WRITTEN REQUEST:
Pull out every line with the word "Search".

WORKING DATA:
----------------

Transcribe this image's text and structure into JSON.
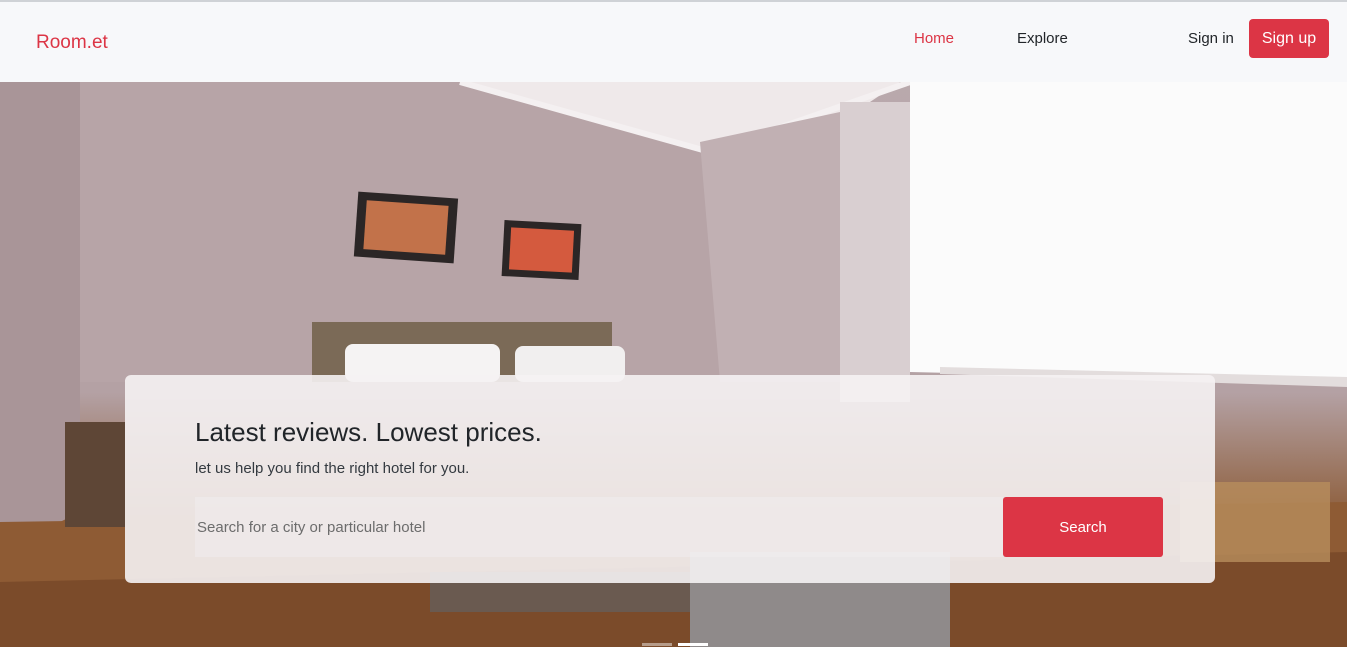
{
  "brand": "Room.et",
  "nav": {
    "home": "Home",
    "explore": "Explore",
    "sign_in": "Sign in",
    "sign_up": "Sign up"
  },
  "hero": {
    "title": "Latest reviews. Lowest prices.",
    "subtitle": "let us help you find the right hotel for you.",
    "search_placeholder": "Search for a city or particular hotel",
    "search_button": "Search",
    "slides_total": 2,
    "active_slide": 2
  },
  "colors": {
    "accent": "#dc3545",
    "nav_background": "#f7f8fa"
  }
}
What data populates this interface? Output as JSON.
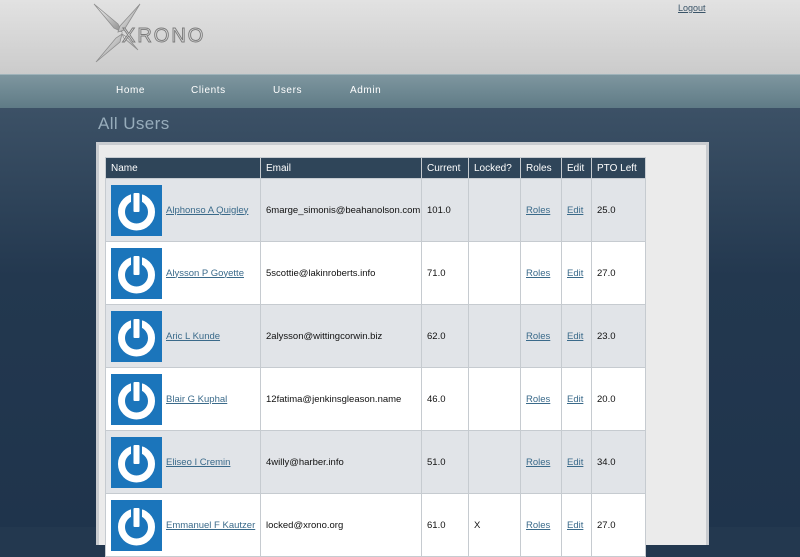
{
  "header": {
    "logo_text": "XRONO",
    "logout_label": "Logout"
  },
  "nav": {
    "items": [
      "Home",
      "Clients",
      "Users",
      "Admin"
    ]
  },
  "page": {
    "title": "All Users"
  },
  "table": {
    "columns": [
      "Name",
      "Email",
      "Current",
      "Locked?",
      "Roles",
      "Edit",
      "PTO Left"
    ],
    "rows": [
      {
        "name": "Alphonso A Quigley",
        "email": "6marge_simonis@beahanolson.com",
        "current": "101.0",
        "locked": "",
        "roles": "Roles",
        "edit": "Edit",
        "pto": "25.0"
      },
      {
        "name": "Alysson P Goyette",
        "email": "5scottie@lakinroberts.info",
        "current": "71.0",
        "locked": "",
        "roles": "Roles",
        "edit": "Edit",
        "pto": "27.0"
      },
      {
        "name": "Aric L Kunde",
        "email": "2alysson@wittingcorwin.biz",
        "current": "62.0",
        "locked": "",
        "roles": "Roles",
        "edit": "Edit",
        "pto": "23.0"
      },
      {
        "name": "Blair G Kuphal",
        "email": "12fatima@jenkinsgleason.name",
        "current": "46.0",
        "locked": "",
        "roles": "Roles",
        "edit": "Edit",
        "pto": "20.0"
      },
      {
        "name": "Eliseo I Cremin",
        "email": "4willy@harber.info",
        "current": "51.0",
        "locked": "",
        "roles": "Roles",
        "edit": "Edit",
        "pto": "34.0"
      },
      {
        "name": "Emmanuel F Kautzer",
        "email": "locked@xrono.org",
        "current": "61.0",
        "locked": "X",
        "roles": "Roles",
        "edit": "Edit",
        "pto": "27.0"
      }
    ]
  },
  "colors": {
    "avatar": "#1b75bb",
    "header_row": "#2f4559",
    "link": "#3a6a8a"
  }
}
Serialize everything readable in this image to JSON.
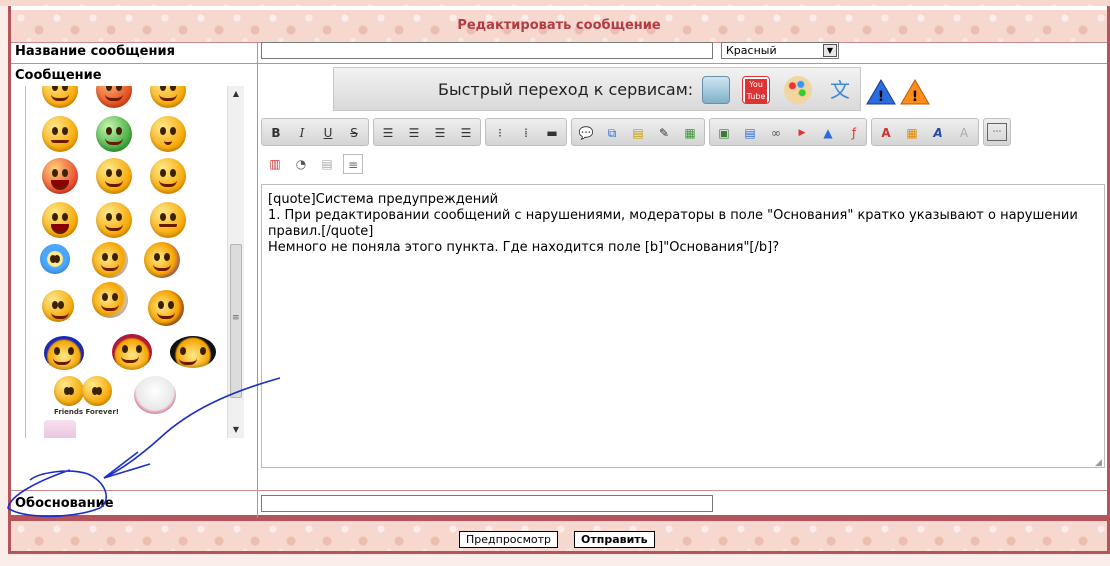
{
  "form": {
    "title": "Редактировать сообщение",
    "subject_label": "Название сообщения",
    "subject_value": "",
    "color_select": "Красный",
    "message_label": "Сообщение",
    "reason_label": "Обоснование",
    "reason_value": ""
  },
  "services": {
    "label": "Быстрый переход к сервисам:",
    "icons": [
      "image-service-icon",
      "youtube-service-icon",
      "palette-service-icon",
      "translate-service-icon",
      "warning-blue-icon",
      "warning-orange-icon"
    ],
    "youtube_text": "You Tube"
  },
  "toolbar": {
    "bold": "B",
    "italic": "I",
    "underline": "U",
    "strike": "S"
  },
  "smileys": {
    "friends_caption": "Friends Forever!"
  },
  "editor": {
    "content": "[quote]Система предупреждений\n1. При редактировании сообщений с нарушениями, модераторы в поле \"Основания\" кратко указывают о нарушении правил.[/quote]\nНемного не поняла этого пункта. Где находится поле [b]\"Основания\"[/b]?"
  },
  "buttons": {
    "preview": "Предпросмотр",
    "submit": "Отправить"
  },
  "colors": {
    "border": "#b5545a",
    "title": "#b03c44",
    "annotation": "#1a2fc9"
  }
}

----------------

WRITTEN SOLUTION:
    "search_placeholder": "Search for a city or particular hotel",
    "search_button": "Search",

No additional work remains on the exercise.